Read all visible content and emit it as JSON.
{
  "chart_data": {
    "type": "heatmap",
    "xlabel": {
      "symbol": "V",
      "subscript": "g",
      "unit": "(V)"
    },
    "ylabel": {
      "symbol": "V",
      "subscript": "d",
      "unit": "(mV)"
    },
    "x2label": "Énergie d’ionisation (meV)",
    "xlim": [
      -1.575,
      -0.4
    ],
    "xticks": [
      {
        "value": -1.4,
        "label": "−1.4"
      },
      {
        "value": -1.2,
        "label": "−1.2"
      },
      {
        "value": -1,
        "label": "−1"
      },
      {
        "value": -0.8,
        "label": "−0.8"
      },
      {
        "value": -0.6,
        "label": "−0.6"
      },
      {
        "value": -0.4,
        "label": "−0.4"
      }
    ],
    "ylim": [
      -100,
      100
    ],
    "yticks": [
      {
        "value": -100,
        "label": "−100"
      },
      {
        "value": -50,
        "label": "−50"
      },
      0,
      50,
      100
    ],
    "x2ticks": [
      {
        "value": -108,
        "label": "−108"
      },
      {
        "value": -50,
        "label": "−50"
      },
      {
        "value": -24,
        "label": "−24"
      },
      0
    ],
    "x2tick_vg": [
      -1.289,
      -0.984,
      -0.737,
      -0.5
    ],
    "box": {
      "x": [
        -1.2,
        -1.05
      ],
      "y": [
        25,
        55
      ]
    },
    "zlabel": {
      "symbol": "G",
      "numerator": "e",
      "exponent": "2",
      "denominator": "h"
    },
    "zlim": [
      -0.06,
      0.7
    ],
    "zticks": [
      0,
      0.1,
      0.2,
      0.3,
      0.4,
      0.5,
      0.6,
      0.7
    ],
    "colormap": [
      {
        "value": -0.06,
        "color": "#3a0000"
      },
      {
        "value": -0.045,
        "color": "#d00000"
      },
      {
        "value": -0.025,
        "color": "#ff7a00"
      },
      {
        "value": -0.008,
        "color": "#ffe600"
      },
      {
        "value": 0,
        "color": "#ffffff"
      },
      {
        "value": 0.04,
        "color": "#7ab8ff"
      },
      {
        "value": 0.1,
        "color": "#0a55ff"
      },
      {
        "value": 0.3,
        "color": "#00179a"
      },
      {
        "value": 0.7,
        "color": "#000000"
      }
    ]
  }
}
══════════════════════════════
EXERCISE TASK:
Without leaving anything out, quote all the data.

SOLUTION TO THIS TASK:
Read all visible content and emit it as JSON.
{
  "chart_data": {
    "type": "heatmap",
    "xlabel": {
      "symbol": "V",
      "subscript": "g",
      "unit": "(V)"
    },
    "ylabel": {
      "symbol": "V",
      "subscript": "d",
      "unit": "(mV)"
    },
    "x2label": "Énergie d’ionisation (meV)",
    "xlim": [
      -1.575,
      -0.4
    ],
    "xticks": [
      {
        "value": -1.4,
        "label": "−1.4"
      },
      {
        "value": -1.2,
        "label": "−1.2"
      },
      {
        "value": -1,
        "label": "−1"
      },
      {
        "value": -0.8,
        "label": "−0.8"
      },
      {
        "value": -0.6,
        "label": "−0.6"
      },
      {
        "value": -0.4,
        "label": "−0.4"
      }
    ],
    "ylim": [
      -100,
      100
    ],
    "yticks": [
      {
        "value": -100,
        "label": "−100"
      },
      {
        "value": -50,
        "label": "−50"
      },
      0,
      50,
      100
    ],
    "x2ticks": [
      {
        "value": -108,
        "label": "−108"
      },
      {
        "value": -50,
        "label": "−50"
      },
      {
        "value": -24,
        "label": "−24"
      },
      0
    ],
    "x2tick_vg": [
      -1.289,
      -0.984,
      -0.737,
      -0.5
    ],
    "box": {
      "x": [
        -1.2,
        -1.05
      ],
      "y": [
        25,
        55
      ]
    },
    "zlabel": {
      "symbol": "G",
      "numerator": "e",
      "exponent": "2",
      "denominator": "h"
    },
    "zlim": [
      -0.06,
      0.7
    ],
    "zticks": [
      0,
      0.1,
      0.2,
      0.3,
      0.4,
      0.5,
      0.6,
      0.7
    ],
    "colormap": [
      {
        "value": -0.06,
        "color": "#3a0000"
      },
      {
        "value": -0.045,
        "color": "#d00000"
      },
      {
        "value": -0.025,
        "color": "#ff7a00"
      },
      {
        "value": -0.008,
        "color": "#ffe600"
      },
      {
        "value": 0,
        "color": "#ffffff"
      },
      {
        "value": 0.04,
        "color": "#7ab8ff"
      },
      {
        "value": 0.1,
        "color": "#0a55ff"
      },
      {
        "value": 0.3,
        "color": "#00179a"
      },
      {
        "value": 0.7,
        "color": "#000000"
      }
    ]
  }
}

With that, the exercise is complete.